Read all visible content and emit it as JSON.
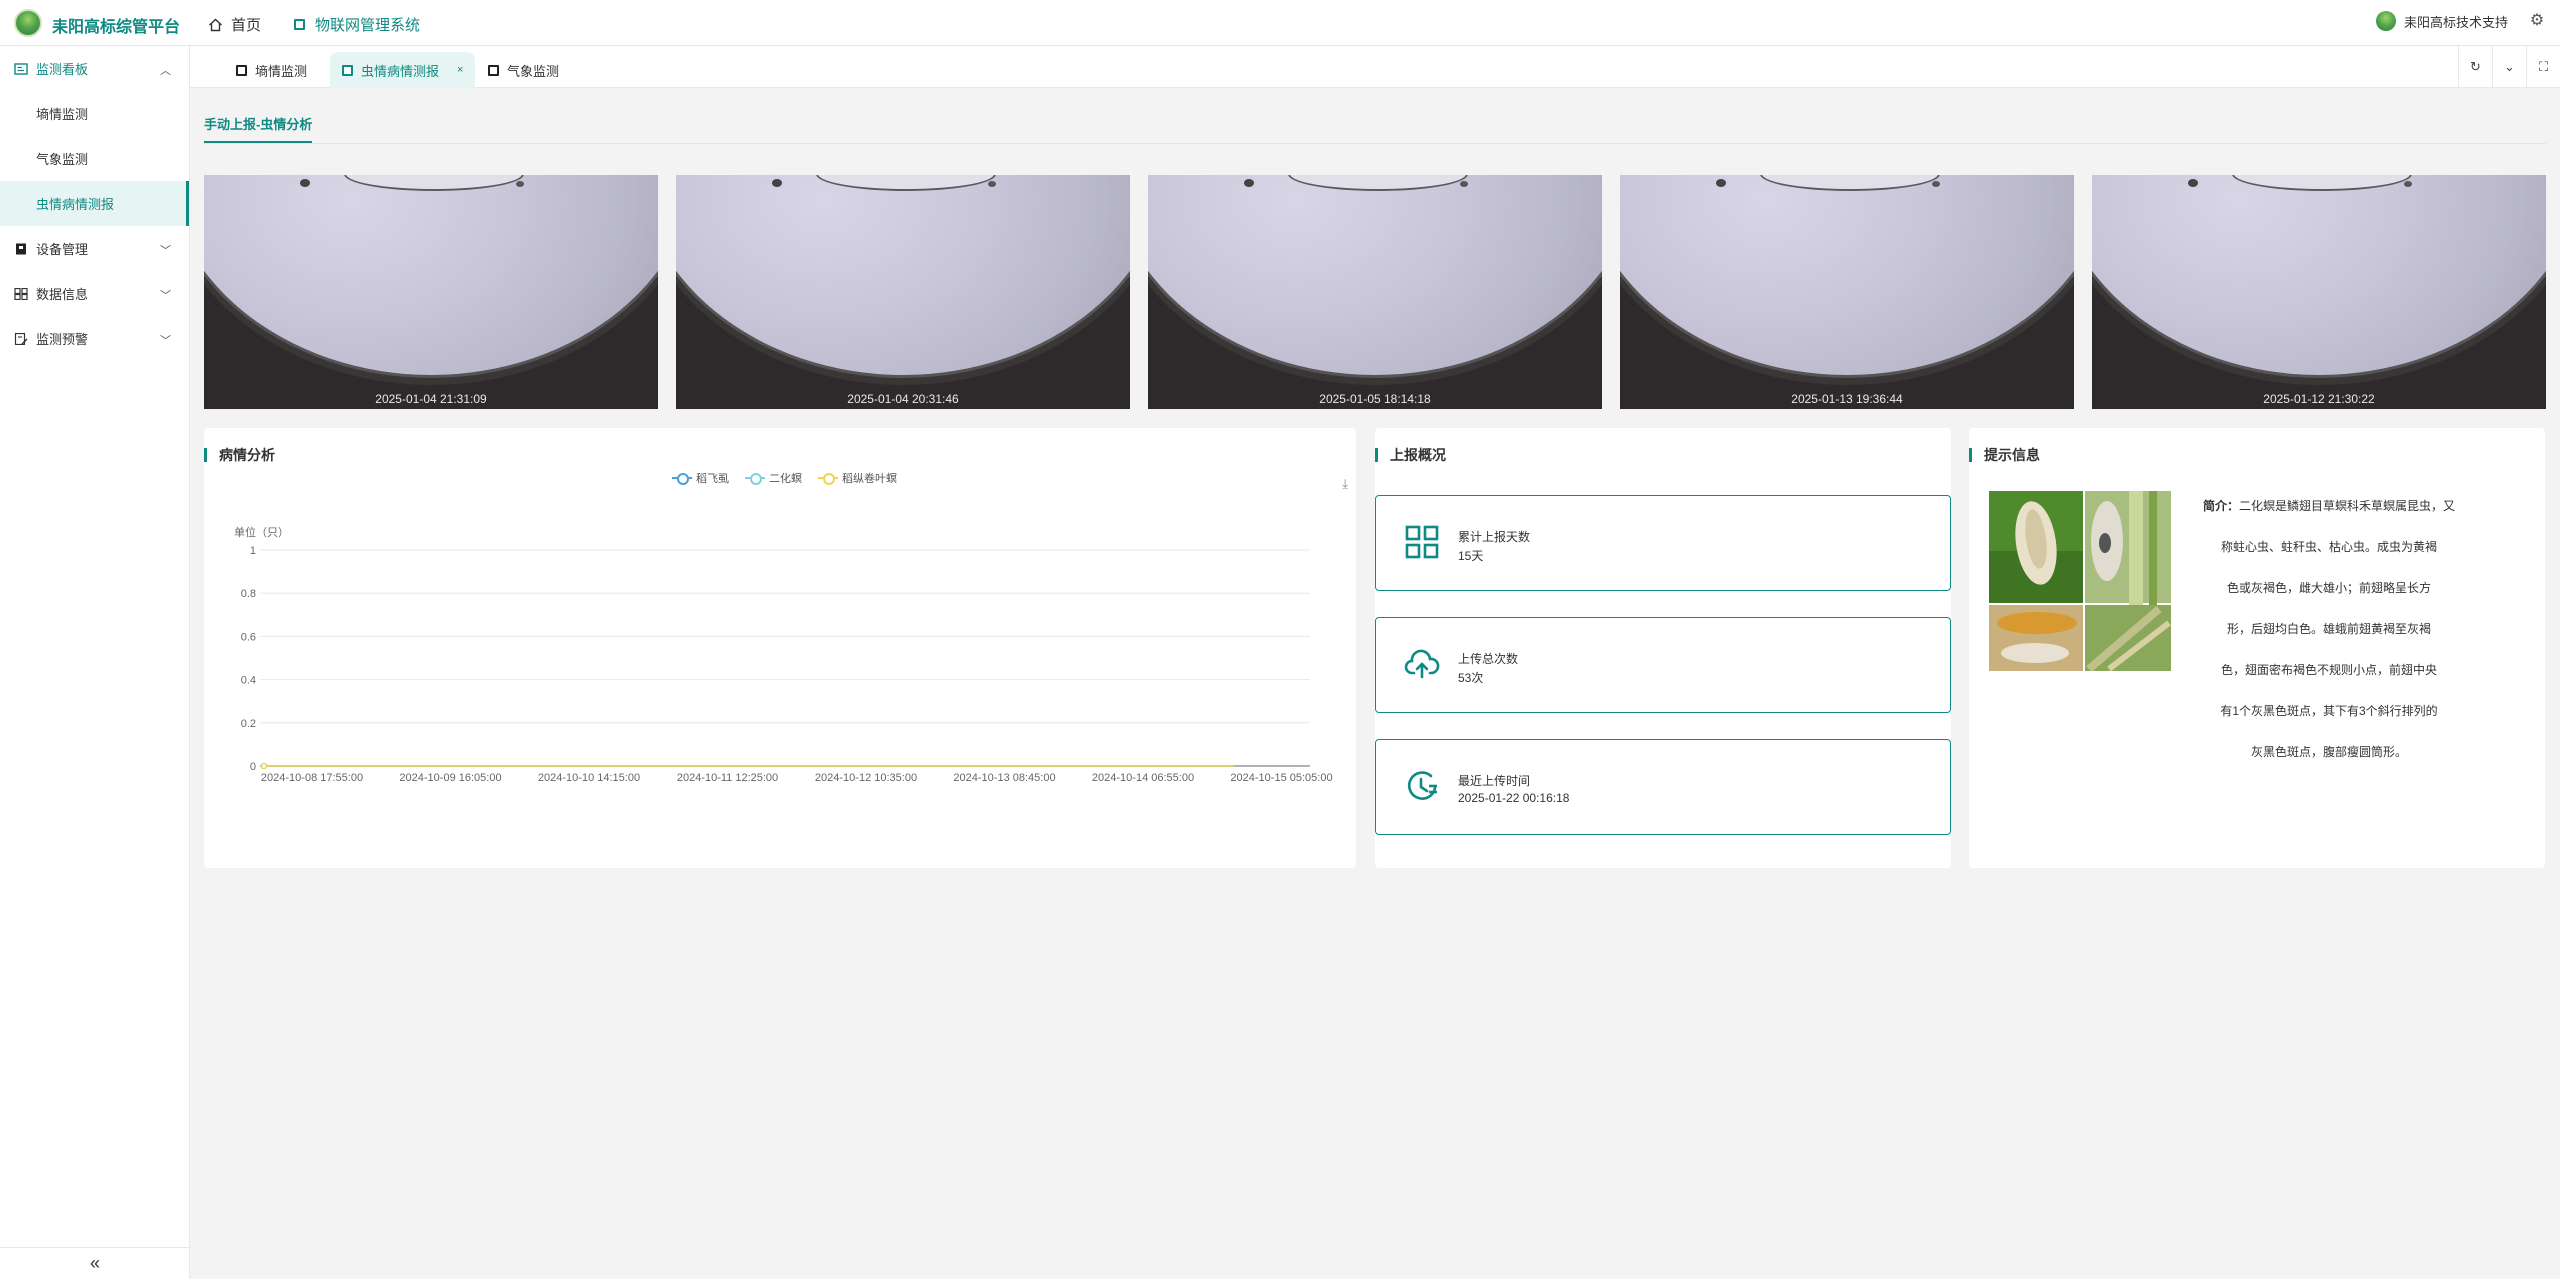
{
  "header": {
    "brand": "耒阳高标综管平台",
    "nav_home": "首页",
    "nav_iot": "物联网管理系统",
    "user_name": "耒阳高标技术支持"
  },
  "sidebar": {
    "groups": [
      {
        "label": "监测看板",
        "expanded": true,
        "icon": "dashboard-icon",
        "items": [
          {
            "label": "墒情监测",
            "active": false
          },
          {
            "label": "气象监测",
            "active": false
          },
          {
            "label": "虫情病情测报",
            "active": true
          }
        ]
      },
      {
        "label": "设备管理",
        "expanded": false,
        "icon": "device-icon"
      },
      {
        "label": "数据信息",
        "expanded": false,
        "icon": "data-icon"
      },
      {
        "label": "监测预警",
        "expanded": false,
        "icon": "warning-icon"
      }
    ],
    "collapse_glyph": "«"
  },
  "tabs": [
    {
      "label": "墒情监测",
      "active": false
    },
    {
      "label": "虫情病情测报",
      "active": true,
      "closable": true
    },
    {
      "label": "气象监测",
      "active": false
    }
  ],
  "page_subtab": "手动上报-虫情分析",
  "images": [
    {
      "timestamp": "2025-01-04 21:31:09"
    },
    {
      "timestamp": "2025-01-04 20:31:46"
    },
    {
      "timestamp": "2025-01-05 18:14:18"
    },
    {
      "timestamp": "2025-01-13 19:36:44"
    },
    {
      "timestamp": "2025-01-12 21:30:22"
    }
  ],
  "analysis": {
    "title": "病情分析",
    "legend": [
      {
        "name": "稻飞虱",
        "color": "#4a9fd6"
      },
      {
        "name": "二化螟",
        "color": "#7fd1dc"
      },
      {
        "name": "稻纵卷叶螟",
        "color": "#f2d24b"
      }
    ],
    "chart_data": {
      "type": "line",
      "ylabel": "单位（只）",
      "ylim": [
        0,
        1
      ],
      "yticks": [
        "1",
        "0.8",
        "0.6",
        "0.4",
        "0.2",
        "0"
      ],
      "x": [
        "2024-10-08 17:55:00",
        "2024-10-09 16:05:00",
        "2024-10-10 14:15:00",
        "2024-10-11 12:25:00",
        "2024-10-12 10:35:00",
        "2024-10-13 08:45:00",
        "2024-10-14 06:55:00",
        "2024-10-15 05:05:00"
      ],
      "series": [
        {
          "name": "稻飞虱",
          "values": [
            0,
            0,
            0,
            0,
            0,
            0,
            0,
            0
          ]
        },
        {
          "name": "二化螟",
          "values": [
            0,
            0,
            0,
            0,
            0,
            0,
            0,
            0
          ]
        },
        {
          "name": "稻纵卷叶螟",
          "values": [
            0,
            0,
            0,
            0,
            0,
            0,
            0,
            0
          ]
        }
      ],
      "grid": true
    }
  },
  "overview": {
    "title": "上报概况",
    "stats": [
      {
        "label": "累计上报天数",
        "value": "15天",
        "icon": "grid-icon"
      },
      {
        "label": "上传总次数",
        "value": "53次",
        "icon": "cloud-upload-icon"
      },
      {
        "label": "最近上传时间",
        "value": "2025-01-22 00:16:18",
        "icon": "clock-icon"
      }
    ]
  },
  "tips": {
    "title": "提示信息",
    "intro_label": "简介：",
    "intro_lines": [
      "二化螟是鳞翅目草螟科禾草螟属昆虫，又",
      "称蛀心虫、蛀秆虫、枯心虫。成虫为黄褐",
      "色或灰褐色，雌大雄小；前翅略呈长方",
      "形，后翅均白色。雄蛾前翅黄褐至灰褐",
      "色，翅面密布褐色不规则小点，前翅中央",
      "有1个灰黑色斑点，其下有3个斜行排列的",
      "灰黑色斑点，腹部瘦圆筒形。"
    ]
  }
}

— Work to complete —
Leave out the pictures and copy every record above exactly.

— Solution to the exercise —
Read all visible content and emit it as JSON.
{
  "header": {
    "brand": "耒阳高标综管平台",
    "nav_home": "首页",
    "nav_iot": "物联网管理系统",
    "user_name": "耒阳高标技术支持"
  },
  "sidebar": {
    "groups": [
      {
        "label": "监测看板",
        "expanded": true,
        "icon": "dashboard-icon",
        "items": [
          {
            "label": "墒情监测",
            "active": false
          },
          {
            "label": "气象监测",
            "active": false
          },
          {
            "label": "虫情病情测报",
            "active": true
          }
        ]
      },
      {
        "label": "设备管理",
        "expanded": false,
        "icon": "device-icon"
      },
      {
        "label": "数据信息",
        "expanded": false,
        "icon": "data-icon"
      },
      {
        "label": "监测预警",
        "expanded": false,
        "icon": "warning-icon"
      }
    ],
    "collapse_glyph": "«"
  },
  "tabs": [
    {
      "label": "墒情监测",
      "active": false
    },
    {
      "label": "虫情病情测报",
      "active": true,
      "closable": true
    },
    {
      "label": "气象监测",
      "active": false
    }
  ],
  "page_subtab": "手动上报-虫情分析",
  "images": [
    {
      "timestamp": "2025-01-04 21:31:09"
    },
    {
      "timestamp": "2025-01-04 20:31:46"
    },
    {
      "timestamp": "2025-01-05 18:14:18"
    },
    {
      "timestamp": "2025-01-13 19:36:44"
    },
    {
      "timestamp": "2025-01-12 21:30:22"
    }
  ],
  "analysis": {
    "title": "病情分析",
    "legend": [
      {
        "name": "稻飞虱",
        "color": "#4a9fd6"
      },
      {
        "name": "二化螟",
        "color": "#7fd1dc"
      },
      {
        "name": "稻纵卷叶螟",
        "color": "#f2d24b"
      }
    ],
    "chart_data": {
      "type": "line",
      "ylabel": "单位（只）",
      "ylim": [
        0,
        1
      ],
      "yticks": [
        "1",
        "0.8",
        "0.6",
        "0.4",
        "0.2",
        "0"
      ],
      "x": [
        "2024-10-08 17:55:00",
        "2024-10-09 16:05:00",
        "2024-10-10 14:15:00",
        "2024-10-11 12:25:00",
        "2024-10-12 10:35:00",
        "2024-10-13 08:45:00",
        "2024-10-14 06:55:00",
        "2024-10-15 05:05:00"
      ],
      "series": [
        {
          "name": "稻飞虱",
          "values": [
            0,
            0,
            0,
            0,
            0,
            0,
            0,
            0
          ]
        },
        {
          "name": "二化螟",
          "values": [
            0,
            0,
            0,
            0,
            0,
            0,
            0,
            0
          ]
        },
        {
          "name": "稻纵卷叶螟",
          "values": [
            0,
            0,
            0,
            0,
            0,
            0,
            0,
            0
          ]
        }
      ],
      "grid": true
    }
  },
  "overview": {
    "title": "上报概况",
    "stats": [
      {
        "label": "累计上报天数",
        "value": "15天",
        "icon": "grid-icon"
      },
      {
        "label": "上传总次数",
        "value": "53次",
        "icon": "cloud-upload-icon"
      },
      {
        "label": "最近上传时间",
        "value": "2025-01-22 00:16:18",
        "icon": "clock-icon"
      }
    ]
  },
  "tips": {
    "title": "提示信息",
    "intro_label": "简介：",
    "intro_lines": [
      "二化螟是鳞翅目草螟科禾草螟属昆虫，又",
      "称蛀心虫、蛀秆虫、枯心虫。成虫为黄褐",
      "色或灰褐色，雌大雄小；前翅略呈长方",
      "形，后翅均白色。雄蛾前翅黄褐至灰褐",
      "色，翅面密布褐色不规则小点，前翅中央",
      "有1个灰黑色斑点，其下有3个斜行排列的",
      "灰黑色斑点，腹部瘦圆筒形。"
    ]
  }
}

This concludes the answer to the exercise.